**TO BE DONE:**
Copy each line of the records that holds the string "cases".

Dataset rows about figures
----
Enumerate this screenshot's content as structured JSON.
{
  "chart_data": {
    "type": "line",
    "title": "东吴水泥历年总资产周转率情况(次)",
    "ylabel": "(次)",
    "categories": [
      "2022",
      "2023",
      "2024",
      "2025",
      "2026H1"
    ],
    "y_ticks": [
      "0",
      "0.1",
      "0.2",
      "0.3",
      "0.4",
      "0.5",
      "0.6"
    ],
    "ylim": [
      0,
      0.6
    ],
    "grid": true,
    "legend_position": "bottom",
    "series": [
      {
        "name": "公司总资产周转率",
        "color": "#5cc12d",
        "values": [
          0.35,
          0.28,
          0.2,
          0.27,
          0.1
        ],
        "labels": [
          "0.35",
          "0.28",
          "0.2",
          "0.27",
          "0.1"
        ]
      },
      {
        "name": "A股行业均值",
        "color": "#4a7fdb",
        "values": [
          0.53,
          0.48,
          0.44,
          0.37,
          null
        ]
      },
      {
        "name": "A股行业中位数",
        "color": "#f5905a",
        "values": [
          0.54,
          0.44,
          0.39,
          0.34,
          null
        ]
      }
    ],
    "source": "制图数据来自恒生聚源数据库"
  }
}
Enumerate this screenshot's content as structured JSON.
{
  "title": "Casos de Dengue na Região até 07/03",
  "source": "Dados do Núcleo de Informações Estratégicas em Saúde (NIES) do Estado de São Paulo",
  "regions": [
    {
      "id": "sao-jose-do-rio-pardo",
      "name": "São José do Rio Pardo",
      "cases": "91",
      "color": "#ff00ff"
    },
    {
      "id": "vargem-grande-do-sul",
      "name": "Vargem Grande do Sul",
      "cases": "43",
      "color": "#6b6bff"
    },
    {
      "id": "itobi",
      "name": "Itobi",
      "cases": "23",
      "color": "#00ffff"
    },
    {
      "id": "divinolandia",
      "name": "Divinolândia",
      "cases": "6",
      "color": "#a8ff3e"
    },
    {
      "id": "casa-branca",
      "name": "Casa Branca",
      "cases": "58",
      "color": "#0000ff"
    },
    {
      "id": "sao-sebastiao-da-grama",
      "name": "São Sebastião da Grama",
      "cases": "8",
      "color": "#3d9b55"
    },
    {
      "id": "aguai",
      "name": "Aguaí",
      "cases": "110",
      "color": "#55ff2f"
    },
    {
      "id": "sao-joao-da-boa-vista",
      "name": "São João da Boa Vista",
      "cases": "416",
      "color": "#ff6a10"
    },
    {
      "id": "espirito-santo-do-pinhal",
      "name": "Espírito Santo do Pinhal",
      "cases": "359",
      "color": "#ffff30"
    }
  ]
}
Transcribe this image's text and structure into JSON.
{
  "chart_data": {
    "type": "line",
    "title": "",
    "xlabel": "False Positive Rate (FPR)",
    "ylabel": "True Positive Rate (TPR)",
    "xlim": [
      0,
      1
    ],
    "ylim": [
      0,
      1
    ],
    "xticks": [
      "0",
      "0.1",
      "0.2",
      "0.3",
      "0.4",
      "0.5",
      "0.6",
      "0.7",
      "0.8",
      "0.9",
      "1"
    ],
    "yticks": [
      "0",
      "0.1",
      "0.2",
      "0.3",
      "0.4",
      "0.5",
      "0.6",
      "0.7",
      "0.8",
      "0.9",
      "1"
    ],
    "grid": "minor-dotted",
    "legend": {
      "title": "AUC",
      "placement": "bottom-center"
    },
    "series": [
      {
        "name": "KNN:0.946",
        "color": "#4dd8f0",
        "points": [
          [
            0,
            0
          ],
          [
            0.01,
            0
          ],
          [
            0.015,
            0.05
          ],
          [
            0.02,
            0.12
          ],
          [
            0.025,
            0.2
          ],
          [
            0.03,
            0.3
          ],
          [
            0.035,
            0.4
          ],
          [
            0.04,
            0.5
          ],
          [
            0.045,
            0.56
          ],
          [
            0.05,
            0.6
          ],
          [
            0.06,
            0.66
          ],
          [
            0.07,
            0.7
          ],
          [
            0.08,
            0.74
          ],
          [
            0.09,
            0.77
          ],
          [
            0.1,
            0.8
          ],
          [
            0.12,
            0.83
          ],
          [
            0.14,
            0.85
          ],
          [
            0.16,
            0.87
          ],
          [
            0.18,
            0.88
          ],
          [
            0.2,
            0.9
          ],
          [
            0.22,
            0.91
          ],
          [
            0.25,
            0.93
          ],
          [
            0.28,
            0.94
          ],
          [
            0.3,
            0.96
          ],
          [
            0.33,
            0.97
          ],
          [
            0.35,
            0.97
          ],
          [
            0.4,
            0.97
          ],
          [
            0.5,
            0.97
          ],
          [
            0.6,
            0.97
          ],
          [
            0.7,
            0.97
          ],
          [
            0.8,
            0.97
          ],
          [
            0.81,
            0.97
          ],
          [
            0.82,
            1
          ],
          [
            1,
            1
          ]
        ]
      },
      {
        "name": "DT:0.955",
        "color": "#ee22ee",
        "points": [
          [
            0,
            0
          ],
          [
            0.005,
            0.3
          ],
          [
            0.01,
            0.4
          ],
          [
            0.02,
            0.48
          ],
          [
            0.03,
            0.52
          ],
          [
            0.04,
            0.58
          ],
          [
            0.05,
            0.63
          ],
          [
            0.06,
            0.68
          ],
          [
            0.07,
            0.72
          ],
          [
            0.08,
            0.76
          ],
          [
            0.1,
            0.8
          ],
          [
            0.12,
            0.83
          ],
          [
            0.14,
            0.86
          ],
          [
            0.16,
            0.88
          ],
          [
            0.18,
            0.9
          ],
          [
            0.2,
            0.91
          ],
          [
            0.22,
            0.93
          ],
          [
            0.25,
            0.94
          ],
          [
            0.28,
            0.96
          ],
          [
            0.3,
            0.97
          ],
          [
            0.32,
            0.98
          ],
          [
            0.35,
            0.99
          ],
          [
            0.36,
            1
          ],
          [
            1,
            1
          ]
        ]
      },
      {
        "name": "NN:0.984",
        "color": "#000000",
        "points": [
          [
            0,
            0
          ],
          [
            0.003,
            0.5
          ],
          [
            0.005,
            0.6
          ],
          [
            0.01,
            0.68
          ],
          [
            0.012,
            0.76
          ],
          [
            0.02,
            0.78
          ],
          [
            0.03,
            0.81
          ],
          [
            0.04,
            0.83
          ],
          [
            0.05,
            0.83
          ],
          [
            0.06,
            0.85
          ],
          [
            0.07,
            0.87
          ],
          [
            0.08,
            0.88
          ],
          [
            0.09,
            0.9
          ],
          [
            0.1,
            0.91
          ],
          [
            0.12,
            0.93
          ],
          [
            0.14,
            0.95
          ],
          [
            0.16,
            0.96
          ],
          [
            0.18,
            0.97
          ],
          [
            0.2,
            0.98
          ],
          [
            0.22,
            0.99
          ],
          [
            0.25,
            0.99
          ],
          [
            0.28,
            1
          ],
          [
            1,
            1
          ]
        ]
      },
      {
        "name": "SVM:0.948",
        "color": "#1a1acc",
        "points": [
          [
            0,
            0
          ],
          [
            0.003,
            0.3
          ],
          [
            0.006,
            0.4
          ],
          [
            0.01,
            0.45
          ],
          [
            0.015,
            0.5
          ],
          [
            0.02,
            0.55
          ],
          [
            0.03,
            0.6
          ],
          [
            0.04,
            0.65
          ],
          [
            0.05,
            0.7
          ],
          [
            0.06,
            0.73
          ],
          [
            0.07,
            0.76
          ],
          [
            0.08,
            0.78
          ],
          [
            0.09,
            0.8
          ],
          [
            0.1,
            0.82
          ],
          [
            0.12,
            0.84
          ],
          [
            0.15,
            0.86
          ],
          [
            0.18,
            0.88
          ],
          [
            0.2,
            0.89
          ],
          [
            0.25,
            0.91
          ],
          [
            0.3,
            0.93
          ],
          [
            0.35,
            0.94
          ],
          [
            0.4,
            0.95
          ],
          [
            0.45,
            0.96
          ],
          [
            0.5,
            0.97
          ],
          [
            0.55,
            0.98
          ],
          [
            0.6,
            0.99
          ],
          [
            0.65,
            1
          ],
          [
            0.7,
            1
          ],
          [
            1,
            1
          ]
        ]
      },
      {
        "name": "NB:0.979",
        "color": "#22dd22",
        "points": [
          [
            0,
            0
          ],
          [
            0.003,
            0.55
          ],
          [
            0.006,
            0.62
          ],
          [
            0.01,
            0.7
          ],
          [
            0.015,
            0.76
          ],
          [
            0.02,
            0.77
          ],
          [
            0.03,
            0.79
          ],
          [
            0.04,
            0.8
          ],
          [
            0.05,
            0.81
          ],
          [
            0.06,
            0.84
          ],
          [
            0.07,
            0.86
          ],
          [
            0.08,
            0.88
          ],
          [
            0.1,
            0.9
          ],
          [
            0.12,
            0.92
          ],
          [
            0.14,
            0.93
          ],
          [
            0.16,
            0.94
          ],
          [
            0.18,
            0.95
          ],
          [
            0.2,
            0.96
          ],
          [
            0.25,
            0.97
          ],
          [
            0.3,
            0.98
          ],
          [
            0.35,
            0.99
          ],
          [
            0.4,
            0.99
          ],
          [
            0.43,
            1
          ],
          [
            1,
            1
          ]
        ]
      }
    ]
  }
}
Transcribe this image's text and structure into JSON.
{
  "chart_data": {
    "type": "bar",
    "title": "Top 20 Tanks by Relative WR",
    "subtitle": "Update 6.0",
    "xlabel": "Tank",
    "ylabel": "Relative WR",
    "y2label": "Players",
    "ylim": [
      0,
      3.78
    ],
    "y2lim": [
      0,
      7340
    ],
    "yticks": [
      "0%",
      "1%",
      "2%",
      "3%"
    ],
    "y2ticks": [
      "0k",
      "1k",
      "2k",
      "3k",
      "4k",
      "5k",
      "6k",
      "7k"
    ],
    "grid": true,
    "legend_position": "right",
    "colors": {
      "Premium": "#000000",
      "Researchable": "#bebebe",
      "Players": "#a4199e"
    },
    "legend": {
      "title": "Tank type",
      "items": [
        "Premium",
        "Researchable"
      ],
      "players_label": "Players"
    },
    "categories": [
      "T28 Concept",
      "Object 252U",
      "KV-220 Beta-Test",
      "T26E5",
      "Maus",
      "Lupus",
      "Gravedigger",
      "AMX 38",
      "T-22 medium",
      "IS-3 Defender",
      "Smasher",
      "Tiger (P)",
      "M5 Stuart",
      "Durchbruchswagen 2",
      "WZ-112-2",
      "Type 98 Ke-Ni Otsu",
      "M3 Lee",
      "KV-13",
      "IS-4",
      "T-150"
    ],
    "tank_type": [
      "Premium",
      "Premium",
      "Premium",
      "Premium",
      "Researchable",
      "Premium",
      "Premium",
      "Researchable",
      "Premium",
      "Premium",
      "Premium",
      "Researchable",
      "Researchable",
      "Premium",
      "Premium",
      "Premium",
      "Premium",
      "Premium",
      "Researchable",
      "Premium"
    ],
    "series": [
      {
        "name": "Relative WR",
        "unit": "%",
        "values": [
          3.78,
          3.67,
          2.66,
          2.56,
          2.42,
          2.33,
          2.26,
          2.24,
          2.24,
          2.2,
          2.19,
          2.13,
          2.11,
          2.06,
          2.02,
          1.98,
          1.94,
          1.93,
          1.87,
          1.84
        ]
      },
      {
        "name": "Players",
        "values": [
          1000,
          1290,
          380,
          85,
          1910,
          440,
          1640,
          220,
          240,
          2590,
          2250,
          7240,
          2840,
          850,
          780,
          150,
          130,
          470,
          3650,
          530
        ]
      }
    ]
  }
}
----
**SOLUTION FOR THIS PROBLEM:**
      "cases": "91",
      "cases": "43",
      "cases": "23",
      "cases": "6",
      "cases": "58",
      "cases": "8",
      "cases": "110",
      "cases": "416",
      "cases": "359",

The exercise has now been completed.